MATERIAL =>
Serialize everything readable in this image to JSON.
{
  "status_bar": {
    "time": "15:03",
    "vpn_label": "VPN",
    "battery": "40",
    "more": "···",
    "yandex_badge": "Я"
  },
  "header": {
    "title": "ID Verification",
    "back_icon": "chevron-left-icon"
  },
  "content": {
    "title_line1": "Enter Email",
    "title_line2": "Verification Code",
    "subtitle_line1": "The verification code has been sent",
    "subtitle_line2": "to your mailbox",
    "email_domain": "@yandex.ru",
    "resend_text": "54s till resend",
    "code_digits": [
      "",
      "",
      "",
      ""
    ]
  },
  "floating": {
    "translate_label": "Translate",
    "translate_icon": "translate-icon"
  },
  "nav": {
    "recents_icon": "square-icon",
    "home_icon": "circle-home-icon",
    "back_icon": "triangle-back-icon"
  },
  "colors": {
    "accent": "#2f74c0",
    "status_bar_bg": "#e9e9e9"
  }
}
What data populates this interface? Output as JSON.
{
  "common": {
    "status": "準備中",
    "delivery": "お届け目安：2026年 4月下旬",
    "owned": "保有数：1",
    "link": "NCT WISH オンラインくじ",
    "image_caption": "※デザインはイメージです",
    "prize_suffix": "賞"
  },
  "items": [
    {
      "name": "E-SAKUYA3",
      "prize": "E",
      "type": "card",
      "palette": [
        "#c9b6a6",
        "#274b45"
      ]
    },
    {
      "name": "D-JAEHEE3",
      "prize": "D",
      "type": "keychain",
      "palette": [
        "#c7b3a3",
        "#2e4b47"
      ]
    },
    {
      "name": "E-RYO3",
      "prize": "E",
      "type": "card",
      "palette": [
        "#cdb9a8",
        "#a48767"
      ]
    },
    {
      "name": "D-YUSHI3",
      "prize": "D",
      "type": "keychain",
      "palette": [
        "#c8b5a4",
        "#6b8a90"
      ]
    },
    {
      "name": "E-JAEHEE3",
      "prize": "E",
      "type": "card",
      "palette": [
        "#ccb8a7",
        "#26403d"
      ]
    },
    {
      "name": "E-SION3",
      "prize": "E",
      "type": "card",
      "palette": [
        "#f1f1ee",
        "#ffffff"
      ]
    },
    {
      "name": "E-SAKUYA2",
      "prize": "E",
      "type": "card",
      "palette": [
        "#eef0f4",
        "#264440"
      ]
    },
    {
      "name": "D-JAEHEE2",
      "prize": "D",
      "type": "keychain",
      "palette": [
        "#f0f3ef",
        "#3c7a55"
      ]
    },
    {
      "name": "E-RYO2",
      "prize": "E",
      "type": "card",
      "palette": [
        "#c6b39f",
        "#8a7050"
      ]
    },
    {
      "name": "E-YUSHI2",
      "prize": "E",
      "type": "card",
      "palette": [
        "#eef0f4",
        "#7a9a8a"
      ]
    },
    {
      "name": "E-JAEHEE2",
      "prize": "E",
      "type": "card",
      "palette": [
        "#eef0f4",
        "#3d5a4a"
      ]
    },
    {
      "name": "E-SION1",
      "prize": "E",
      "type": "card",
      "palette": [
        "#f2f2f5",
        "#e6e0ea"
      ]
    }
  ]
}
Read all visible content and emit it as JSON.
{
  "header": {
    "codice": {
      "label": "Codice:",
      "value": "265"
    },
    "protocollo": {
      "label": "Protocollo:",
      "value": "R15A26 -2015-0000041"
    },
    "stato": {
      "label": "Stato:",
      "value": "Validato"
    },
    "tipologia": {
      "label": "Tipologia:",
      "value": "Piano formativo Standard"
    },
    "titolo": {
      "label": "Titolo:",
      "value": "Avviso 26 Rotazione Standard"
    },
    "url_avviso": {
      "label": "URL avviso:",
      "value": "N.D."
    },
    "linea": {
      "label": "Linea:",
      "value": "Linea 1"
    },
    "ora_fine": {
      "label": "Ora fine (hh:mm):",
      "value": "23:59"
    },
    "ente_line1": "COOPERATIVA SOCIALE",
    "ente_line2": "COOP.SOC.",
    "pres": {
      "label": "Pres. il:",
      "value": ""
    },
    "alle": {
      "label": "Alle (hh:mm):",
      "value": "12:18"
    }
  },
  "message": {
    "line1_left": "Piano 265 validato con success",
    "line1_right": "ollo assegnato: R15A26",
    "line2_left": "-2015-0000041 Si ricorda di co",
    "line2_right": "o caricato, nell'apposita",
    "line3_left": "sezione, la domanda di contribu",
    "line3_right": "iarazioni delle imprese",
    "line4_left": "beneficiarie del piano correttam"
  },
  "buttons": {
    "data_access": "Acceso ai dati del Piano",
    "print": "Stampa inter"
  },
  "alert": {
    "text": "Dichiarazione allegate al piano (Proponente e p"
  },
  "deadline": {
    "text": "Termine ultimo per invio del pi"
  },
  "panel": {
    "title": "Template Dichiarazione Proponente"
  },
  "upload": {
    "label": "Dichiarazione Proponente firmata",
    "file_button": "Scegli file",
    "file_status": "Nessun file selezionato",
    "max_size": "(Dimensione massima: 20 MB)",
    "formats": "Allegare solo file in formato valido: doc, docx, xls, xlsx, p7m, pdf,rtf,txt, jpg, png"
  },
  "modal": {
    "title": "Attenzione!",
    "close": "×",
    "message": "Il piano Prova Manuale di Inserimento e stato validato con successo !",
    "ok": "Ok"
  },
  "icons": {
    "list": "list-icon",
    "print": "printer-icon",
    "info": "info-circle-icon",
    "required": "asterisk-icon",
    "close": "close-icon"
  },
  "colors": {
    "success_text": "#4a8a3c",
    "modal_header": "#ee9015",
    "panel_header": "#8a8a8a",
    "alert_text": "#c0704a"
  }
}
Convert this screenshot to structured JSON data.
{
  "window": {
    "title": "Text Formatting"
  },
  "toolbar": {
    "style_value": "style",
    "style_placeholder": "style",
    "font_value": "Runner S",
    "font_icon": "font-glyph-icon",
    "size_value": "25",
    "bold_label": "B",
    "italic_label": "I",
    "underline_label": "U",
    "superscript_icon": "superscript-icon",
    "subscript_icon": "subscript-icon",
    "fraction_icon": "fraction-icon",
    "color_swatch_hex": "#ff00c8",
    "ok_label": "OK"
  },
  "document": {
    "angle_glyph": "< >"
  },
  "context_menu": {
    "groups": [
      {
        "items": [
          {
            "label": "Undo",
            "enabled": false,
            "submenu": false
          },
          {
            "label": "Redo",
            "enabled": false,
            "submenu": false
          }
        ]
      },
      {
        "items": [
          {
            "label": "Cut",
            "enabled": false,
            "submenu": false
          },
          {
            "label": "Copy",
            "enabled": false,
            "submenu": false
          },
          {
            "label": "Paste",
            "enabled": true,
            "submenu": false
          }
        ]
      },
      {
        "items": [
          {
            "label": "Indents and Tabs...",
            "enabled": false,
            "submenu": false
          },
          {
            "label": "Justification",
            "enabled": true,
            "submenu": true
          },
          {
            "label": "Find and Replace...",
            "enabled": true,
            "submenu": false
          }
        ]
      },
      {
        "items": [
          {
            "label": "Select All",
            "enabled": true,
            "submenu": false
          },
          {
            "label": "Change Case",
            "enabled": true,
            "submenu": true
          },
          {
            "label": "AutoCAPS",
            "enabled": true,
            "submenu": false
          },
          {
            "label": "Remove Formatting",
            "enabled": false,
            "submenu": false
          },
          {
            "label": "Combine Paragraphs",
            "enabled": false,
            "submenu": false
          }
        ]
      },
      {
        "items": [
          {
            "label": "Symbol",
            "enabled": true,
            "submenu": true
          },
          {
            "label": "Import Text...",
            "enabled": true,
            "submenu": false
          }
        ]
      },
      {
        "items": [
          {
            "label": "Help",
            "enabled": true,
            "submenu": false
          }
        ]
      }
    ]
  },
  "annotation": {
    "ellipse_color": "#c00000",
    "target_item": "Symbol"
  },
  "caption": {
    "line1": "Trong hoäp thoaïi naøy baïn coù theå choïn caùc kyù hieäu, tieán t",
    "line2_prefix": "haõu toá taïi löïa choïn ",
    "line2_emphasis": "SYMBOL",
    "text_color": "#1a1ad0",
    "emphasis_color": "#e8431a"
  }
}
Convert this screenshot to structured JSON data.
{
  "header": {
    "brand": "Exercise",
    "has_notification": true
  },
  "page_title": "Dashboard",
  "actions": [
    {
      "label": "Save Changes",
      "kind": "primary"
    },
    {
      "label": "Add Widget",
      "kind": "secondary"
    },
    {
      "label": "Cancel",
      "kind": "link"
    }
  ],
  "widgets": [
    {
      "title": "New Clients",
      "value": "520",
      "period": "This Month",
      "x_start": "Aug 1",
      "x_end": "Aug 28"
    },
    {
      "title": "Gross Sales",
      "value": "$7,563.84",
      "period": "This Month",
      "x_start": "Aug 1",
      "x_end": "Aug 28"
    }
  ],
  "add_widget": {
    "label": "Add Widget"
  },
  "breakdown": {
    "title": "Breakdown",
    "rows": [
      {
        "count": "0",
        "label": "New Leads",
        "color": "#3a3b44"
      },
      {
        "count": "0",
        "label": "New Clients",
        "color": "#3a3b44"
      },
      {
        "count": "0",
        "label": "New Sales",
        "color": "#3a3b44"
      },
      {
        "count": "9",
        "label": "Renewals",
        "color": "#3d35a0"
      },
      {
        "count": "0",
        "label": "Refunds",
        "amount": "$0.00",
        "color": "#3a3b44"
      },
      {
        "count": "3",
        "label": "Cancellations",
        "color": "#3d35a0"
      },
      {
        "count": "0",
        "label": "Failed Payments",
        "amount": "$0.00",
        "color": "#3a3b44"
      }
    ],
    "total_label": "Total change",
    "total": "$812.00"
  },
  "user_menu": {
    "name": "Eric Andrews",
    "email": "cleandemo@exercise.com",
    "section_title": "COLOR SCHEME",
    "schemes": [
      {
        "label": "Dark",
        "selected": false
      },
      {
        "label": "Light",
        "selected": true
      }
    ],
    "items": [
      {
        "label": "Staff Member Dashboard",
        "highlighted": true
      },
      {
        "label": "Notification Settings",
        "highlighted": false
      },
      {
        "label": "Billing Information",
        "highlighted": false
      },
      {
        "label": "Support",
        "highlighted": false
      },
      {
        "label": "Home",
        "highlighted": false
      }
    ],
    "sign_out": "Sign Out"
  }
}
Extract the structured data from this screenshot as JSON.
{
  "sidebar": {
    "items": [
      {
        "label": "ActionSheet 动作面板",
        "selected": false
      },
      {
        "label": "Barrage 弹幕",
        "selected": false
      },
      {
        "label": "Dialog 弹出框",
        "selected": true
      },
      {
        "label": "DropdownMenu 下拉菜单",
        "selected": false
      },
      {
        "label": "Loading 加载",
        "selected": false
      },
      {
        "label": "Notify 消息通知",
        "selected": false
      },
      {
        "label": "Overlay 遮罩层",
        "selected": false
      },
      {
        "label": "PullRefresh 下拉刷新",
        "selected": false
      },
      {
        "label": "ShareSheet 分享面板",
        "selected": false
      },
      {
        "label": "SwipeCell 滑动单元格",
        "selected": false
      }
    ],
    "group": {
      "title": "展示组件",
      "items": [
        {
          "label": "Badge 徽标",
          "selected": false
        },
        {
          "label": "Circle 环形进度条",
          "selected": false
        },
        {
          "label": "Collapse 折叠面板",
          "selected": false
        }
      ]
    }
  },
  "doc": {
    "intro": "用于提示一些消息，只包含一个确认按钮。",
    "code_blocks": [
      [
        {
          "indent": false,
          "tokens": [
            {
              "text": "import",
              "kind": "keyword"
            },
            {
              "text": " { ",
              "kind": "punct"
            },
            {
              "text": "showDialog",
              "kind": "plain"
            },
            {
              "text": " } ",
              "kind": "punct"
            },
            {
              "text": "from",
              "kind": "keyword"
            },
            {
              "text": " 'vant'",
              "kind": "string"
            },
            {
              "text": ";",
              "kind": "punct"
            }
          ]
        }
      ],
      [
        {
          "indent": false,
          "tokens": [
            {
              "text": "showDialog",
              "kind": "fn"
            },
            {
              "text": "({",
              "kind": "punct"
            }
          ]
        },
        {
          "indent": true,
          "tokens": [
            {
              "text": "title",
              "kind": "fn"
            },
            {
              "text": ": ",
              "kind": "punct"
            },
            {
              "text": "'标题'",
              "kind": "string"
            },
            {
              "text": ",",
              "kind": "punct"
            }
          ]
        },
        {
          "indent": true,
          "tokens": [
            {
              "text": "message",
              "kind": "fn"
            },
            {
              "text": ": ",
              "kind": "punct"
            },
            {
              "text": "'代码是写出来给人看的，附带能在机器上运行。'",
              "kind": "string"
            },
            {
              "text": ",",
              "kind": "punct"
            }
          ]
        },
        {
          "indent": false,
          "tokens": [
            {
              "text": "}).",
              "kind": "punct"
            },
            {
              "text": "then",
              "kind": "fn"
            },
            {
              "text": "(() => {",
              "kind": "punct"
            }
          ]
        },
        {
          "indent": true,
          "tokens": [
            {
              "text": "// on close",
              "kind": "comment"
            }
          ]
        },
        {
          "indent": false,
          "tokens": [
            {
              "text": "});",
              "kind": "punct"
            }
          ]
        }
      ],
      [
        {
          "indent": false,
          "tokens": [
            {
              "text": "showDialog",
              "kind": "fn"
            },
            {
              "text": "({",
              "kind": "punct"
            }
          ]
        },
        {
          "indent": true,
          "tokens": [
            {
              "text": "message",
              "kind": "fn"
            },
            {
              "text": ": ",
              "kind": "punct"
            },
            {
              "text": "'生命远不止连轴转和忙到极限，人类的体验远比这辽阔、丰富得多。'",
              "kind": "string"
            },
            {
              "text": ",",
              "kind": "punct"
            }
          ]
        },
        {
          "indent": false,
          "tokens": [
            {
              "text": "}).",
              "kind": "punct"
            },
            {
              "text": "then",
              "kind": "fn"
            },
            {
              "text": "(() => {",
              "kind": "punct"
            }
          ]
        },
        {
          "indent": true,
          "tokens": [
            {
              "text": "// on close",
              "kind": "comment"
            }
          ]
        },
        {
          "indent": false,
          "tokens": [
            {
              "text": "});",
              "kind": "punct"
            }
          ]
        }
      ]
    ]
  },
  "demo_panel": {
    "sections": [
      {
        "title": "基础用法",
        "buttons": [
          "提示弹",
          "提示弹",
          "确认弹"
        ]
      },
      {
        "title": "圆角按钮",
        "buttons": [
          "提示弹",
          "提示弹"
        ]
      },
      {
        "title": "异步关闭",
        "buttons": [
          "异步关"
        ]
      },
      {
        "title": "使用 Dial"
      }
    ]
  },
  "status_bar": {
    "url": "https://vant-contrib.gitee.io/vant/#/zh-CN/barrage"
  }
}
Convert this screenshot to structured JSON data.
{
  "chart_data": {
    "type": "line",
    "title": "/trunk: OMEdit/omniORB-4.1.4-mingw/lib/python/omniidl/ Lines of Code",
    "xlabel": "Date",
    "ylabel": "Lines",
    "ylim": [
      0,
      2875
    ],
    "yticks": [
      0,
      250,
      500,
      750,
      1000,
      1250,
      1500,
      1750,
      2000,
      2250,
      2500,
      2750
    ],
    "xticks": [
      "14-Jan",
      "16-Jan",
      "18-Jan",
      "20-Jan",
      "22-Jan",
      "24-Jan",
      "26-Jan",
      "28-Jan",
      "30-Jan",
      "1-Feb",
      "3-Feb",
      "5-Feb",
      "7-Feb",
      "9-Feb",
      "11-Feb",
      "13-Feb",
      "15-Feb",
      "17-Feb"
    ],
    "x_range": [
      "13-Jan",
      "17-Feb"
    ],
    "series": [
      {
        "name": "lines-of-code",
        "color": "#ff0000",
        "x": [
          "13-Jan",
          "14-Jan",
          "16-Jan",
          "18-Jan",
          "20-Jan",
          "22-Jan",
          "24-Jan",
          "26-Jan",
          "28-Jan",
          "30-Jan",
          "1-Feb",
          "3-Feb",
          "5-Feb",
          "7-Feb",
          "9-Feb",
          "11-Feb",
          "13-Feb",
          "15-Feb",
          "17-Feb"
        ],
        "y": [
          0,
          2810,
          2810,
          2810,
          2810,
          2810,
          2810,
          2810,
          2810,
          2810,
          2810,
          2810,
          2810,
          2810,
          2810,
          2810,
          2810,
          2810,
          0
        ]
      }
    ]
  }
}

THE TASK => Select every line of the material above holding the word "Dichiarazione" and copy it.

COMPLETE ANSWER =>
    "text": "Dichiarazione allegate al piano (Proponente e p"
    "title": "Template Dichiarazione Proponente"
    "label": "Dichiarazione Proponente firmata",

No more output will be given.